Entries from a dataset
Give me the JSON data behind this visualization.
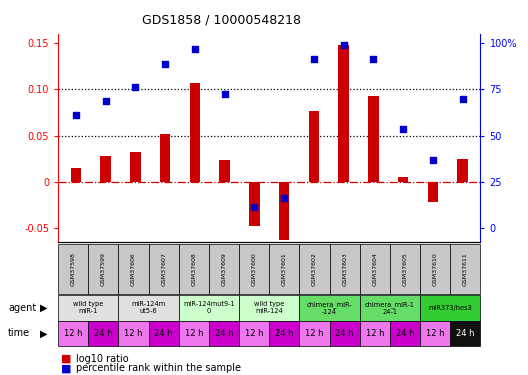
{
  "title": "GDS1858 / 10000548218",
  "samples": [
    "GSM37598",
    "GSM37599",
    "GSM37606",
    "GSM37607",
    "GSM37608",
    "GSM37609",
    "GSM37600",
    "GSM37601",
    "GSM37602",
    "GSM37603",
    "GSM37604",
    "GSM37605",
    "GSM37610",
    "GSM37611"
  ],
  "log10_ratio": [
    0.015,
    0.028,
    0.032,
    0.052,
    0.107,
    0.024,
    -0.048,
    -0.063,
    0.077,
    0.148,
    0.093,
    0.005,
    -0.022,
    0.025
  ],
  "percentile_rank_left": [
    0.072,
    0.087,
    0.102,
    0.127,
    0.143,
    0.095,
    -0.027,
    -0.018,
    0.133,
    0.148,
    0.133,
    0.057,
    0.024,
    0.09
  ],
  "ylim": [
    -0.065,
    0.16
  ],
  "left_ytick_vals": [
    -0.05,
    0.0,
    0.05,
    0.1,
    0.15
  ],
  "left_ytick_labels": [
    "-0.05",
    "0",
    "0.05",
    "0.10",
    "0.15"
  ],
  "right_ytick_pct": [
    0,
    25,
    50,
    75,
    100
  ],
  "right_ytick_labels": [
    "0",
    "25",
    "50",
    "75",
    "100%"
  ],
  "hline_dotted": [
    0.05,
    0.1
  ],
  "bar_color": "#cc0000",
  "dot_color": "#0000cc",
  "zero_line_color": "#cc0000",
  "agent_groups": [
    {
      "label": "wild type\nmiR-1",
      "start": 0,
      "end": 2,
      "color": "#e0e0e0"
    },
    {
      "label": "miR-124m\nut5-6",
      "start": 2,
      "end": 4,
      "color": "#e0e0e0"
    },
    {
      "label": "miR-124mut9-1\n0",
      "start": 4,
      "end": 6,
      "color": "#ccffcc"
    },
    {
      "label": "wild type\nmiR-124",
      "start": 6,
      "end": 8,
      "color": "#ccffcc"
    },
    {
      "label": "chimera_miR-\n-124",
      "start": 8,
      "end": 10,
      "color": "#66dd66"
    },
    {
      "label": "chimera_miR-1\n24-1",
      "start": 10,
      "end": 12,
      "color": "#66dd66"
    },
    {
      "label": "miR373/hes3",
      "start": 12,
      "end": 14,
      "color": "#33cc33"
    }
  ],
  "time_labels": [
    "12 h",
    "24 h",
    "12 h",
    "24 h",
    "12 h",
    "24 h",
    "12 h",
    "24 h",
    "12 h",
    "24 h",
    "12 h",
    "24 h",
    "12 h",
    "24 h"
  ],
  "time_bg_colors": [
    "#ee77ee",
    "#cc00cc",
    "#ee77ee",
    "#cc00cc",
    "#ee77ee",
    "#cc00cc",
    "#ee77ee",
    "#cc00cc",
    "#ee77ee",
    "#cc00cc",
    "#ee77ee",
    "#cc00cc",
    "#ee77ee",
    "#111111"
  ],
  "time_text_colors": [
    "black",
    "black",
    "black",
    "black",
    "black",
    "black",
    "black",
    "black",
    "black",
    "black",
    "black",
    "black",
    "black",
    "white"
  ],
  "sample_box_color": "#c8c8c8",
  "legend_red_label": "log10 ratio",
  "legend_blue_label": "percentile rank within the sample"
}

AIM:
Output the data exactly. Pictures don't belong in the result.

ANSWER TO THE TASK:
Give me the JSON data behind this visualization.
{
  "title": "GDS1858 / 10000548218",
  "samples": [
    "GSM37598",
    "GSM37599",
    "GSM37606",
    "GSM37607",
    "GSM37608",
    "GSM37609",
    "GSM37600",
    "GSM37601",
    "GSM37602",
    "GSM37603",
    "GSM37604",
    "GSM37605",
    "GSM37610",
    "GSM37611"
  ],
  "log10_ratio": [
    0.015,
    0.028,
    0.032,
    0.052,
    0.107,
    0.024,
    -0.048,
    -0.063,
    0.077,
    0.148,
    0.093,
    0.005,
    -0.022,
    0.025
  ],
  "percentile_rank_left": [
    0.072,
    0.087,
    0.102,
    0.127,
    0.143,
    0.095,
    -0.027,
    -0.018,
    0.133,
    0.148,
    0.133,
    0.057,
    0.024,
    0.09
  ],
  "ylim": [
    -0.065,
    0.16
  ],
  "left_ytick_vals": [
    -0.05,
    0.0,
    0.05,
    0.1,
    0.15
  ],
  "left_ytick_labels": [
    "-0.05",
    "0",
    "0.05",
    "0.10",
    "0.15"
  ],
  "right_ytick_pct": [
    0,
    25,
    50,
    75,
    100
  ],
  "right_ytick_labels": [
    "0",
    "25",
    "50",
    "75",
    "100%"
  ],
  "hline_dotted": [
    0.05,
    0.1
  ],
  "bar_color": "#cc0000",
  "dot_color": "#0000cc",
  "zero_line_color": "#cc0000",
  "agent_groups": [
    {
      "label": "wild type\nmiR-1",
      "start": 0,
      "end": 2,
      "color": "#e0e0e0"
    },
    {
      "label": "miR-124m\nut5-6",
      "start": 2,
      "end": 4,
      "color": "#e0e0e0"
    },
    {
      "label": "miR-124mut9-1\n0",
      "start": 4,
      "end": 6,
      "color": "#ccffcc"
    },
    {
      "label": "wild type\nmiR-124",
      "start": 6,
      "end": 8,
      "color": "#ccffcc"
    },
    {
      "label": "chimera_miR-\n-124",
      "start": 8,
      "end": 10,
      "color": "#66dd66"
    },
    {
      "label": "chimera_miR-1\n24-1",
      "start": 10,
      "end": 12,
      "color": "#66dd66"
    },
    {
      "label": "miR373/hes3",
      "start": 12,
      "end": 14,
      "color": "#33cc33"
    }
  ],
  "time_labels": [
    "12 h",
    "24 h",
    "12 h",
    "24 h",
    "12 h",
    "24 h",
    "12 h",
    "24 h",
    "12 h",
    "24 h",
    "12 h",
    "24 h",
    "12 h",
    "24 h"
  ],
  "time_bg_colors": [
    "#ee77ee",
    "#cc00cc",
    "#ee77ee",
    "#cc00cc",
    "#ee77ee",
    "#cc00cc",
    "#ee77ee",
    "#cc00cc",
    "#ee77ee",
    "#cc00cc",
    "#ee77ee",
    "#cc00cc",
    "#ee77ee",
    "#111111"
  ],
  "time_text_colors": [
    "black",
    "black",
    "black",
    "black",
    "black",
    "black",
    "black",
    "black",
    "black",
    "black",
    "black",
    "black",
    "black",
    "white"
  ],
  "sample_box_color": "#c8c8c8",
  "legend_red_label": "log10 ratio",
  "legend_blue_label": "percentile rank within the sample"
}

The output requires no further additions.